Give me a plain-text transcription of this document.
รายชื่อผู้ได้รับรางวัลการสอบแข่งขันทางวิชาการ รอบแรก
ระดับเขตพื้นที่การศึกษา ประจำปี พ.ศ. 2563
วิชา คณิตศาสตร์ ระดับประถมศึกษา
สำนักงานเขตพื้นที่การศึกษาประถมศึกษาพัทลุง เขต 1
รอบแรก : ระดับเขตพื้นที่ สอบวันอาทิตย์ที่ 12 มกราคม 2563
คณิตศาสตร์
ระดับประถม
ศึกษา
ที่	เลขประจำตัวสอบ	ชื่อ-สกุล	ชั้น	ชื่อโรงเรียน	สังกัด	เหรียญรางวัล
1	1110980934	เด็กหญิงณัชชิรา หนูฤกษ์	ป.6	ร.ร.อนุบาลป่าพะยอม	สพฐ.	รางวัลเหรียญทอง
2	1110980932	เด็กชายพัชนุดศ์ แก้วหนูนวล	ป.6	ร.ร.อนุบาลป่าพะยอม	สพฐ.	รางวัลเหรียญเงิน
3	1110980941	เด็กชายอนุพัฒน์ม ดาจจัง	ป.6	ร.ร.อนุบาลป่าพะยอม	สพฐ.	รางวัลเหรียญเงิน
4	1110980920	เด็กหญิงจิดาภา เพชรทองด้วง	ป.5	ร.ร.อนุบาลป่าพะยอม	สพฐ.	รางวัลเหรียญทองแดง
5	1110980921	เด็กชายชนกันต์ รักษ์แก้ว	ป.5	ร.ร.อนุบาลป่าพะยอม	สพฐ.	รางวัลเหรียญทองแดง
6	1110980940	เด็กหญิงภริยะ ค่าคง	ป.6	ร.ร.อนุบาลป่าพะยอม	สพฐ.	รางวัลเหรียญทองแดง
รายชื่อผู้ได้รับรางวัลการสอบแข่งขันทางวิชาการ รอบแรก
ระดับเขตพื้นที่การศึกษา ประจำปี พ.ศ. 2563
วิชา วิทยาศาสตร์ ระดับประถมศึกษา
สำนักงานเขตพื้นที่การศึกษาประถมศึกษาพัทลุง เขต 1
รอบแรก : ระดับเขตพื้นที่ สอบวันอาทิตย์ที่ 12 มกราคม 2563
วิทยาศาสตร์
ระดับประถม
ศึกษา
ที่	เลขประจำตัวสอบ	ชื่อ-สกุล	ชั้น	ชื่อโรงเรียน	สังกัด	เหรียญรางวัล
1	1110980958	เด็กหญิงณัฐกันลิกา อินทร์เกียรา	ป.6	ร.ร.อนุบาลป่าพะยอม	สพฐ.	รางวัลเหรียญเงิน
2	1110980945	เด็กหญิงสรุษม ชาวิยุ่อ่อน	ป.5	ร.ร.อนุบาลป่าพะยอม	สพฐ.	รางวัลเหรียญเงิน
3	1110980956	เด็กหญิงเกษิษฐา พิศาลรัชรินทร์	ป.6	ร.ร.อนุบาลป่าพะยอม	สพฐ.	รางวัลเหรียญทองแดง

→ **INSTRUCTIONS FOR THE TASK**: Copy each record from above exactly, and include every line.

→ **TASK ANSWER**:
Give me a plain-text transcription of this document.
รายชื่อผู้ได้รับรางวัลการสอบแข่งขันทางวิชาการ รอบแรก
ระดับเขตพื้นที่การศึกษา ประจำปี พ.ศ. 2563
วิชา คณิตศาสตร์ ระดับประถมศึกษา
สำนักงานเขตพื้นที่การศึกษาประถมศึกษาพัทลุง เขต 1
รอบแรก : ระดับเขตพื้นที่ สอบวันอาทิตย์ที่ 12 มกราคม 2563
คณิตศาสตร์
ระดับประถม
ศึกษา
ที่	เลขประจำตัวสอบ	ชื่อ-สกุล	ชั้น	ชื่อโรงเรียน	สังกัด	เหรียญรางวัล
1	1110980934	เด็กหญิงณัชชิรา หนูฤกษ์	ป.6	ร.ร.อนุบาลป่าพะยอม	สพฐ.	รางวัลเหรียญทอง
2	1110980932	เด็กชายพัชนุดศ์ แก้วหนูนวล	ป.6	ร.ร.อนุบาลป่าพะยอม	สพฐ.	รางวัลเหรียญเงิน
3	1110980941	เด็กชายอนุพัฒน์ม ดาจจัง	ป.6	ร.ร.อนุบาลป่าพะยอม	สพฐ.	รางวัลเหรียญเงิน
4	1110980920	เด็กหญิงจิดาภา เพชรทองด้วง	ป.5	ร.ร.อนุบาลป่าพะยอม	สพฐ.	รางวัลเหรียญทองแดง
5	1110980921	เด็กชายชนกันต์ รักษ์แก้ว	ป.5	ร.ร.อนุบาลป่าพะยอม	สพฐ.	รางวัลเหรียญทองแดง
6	1110980940	เด็กหญิงภริยะ ค่าคง	ป.6	ร.ร.อนุบาลป่าพะยอม	สพฐ.	รางวัลเหรียญทองแดง
รายชื่อผู้ได้รับรางวัลการสอบแข่งขันทางวิชาการ รอบแรก
ระดับเขตพื้นที่การศึกษา ประจำปี พ.ศ. 2563
วิชา วิทยาศาสตร์ ระดับประถมศึกษา
สำนักงานเขตพื้นที่การศึกษาประถมศึกษาพัทลุง เขต 1
รอบแรก : ระดับเขตพื้นที่ สอบวันอาทิตย์ที่ 12 มกราคม 2563
วิทยาศาสตร์
ระดับประถม
ศึกษา
ที่	เลขประจำตัวสอบ	ชื่อ-สกุล	ชั้น	ชื่อโรงเรียน	สังกัด	เหรียญรางวัล
1	1110980958	เด็กหญิงณัฐกันลิกา อินทร์เกียรา	ป.6	ร.ร.อนุบาลป่าพะยอม	สพฐ.	รางวัลเหรียญเงิน
2	1110980945	เด็กหญิงสรุษม ชาวิยุ่อ่อน	ป.5	ร.ร.อนุบาลป่าพะยอม	สพฐ.	รางวัลเหรียญเงิน
3	1110980956	เด็กหญิงเกษิษฐา พิศาลรัชรินทร์	ป.6	ร.ร.อนุบาลป่าพะยอม	สพฐ.	รางวัลเหรียญทองแดง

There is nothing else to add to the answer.